Wherever the word "Banner" turns up in a line of the entries, copy that line.

»»

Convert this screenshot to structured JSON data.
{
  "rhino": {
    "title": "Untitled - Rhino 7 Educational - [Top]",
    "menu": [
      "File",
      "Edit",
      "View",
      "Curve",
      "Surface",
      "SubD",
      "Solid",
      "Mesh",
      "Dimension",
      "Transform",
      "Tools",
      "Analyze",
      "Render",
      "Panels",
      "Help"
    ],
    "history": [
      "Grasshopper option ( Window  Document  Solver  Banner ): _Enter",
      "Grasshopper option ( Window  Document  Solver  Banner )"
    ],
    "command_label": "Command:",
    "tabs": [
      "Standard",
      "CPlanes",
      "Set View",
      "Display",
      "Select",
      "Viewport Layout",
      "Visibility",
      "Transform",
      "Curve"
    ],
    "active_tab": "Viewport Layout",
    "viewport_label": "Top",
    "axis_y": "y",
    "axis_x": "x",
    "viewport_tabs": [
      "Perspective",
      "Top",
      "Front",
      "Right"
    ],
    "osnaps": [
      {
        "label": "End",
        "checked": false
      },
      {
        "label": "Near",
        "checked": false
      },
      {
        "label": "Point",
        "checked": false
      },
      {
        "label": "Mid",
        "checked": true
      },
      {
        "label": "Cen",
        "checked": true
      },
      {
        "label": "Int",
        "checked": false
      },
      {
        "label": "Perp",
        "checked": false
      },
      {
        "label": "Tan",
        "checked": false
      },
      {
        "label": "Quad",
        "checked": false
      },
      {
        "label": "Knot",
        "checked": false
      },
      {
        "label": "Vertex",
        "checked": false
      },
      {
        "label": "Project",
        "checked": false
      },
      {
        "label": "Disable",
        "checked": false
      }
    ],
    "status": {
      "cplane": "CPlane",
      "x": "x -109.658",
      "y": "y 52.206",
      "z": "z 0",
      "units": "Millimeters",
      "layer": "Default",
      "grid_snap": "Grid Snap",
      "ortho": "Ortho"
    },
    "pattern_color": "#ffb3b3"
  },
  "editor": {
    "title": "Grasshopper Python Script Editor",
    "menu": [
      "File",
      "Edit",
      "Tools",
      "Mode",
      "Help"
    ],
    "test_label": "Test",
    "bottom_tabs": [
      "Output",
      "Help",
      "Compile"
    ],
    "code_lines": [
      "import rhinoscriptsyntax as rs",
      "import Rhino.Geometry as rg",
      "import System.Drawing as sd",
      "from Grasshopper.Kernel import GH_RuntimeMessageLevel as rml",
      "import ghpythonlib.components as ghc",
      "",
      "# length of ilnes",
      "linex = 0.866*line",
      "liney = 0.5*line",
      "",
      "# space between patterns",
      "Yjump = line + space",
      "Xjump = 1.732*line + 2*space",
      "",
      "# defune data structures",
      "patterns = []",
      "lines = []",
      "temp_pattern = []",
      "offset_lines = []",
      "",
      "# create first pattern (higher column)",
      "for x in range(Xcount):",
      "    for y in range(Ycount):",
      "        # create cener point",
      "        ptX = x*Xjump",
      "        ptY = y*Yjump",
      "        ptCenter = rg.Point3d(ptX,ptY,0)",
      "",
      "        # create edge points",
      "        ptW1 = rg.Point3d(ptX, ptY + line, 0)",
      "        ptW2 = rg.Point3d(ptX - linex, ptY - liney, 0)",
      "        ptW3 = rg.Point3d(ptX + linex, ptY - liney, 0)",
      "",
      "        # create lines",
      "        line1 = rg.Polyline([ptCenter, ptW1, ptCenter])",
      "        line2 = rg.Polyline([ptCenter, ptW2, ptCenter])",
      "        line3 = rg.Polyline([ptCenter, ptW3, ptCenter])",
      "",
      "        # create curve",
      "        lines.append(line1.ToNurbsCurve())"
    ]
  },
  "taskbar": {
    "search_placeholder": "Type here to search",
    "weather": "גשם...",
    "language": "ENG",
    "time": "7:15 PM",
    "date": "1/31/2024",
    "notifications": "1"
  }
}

««

Full response:
      "Grasshopper option ( Window  Document  Solver  Banner ): _Enter",
      "Grasshopper option ( Window  Document  Solver  Banner )"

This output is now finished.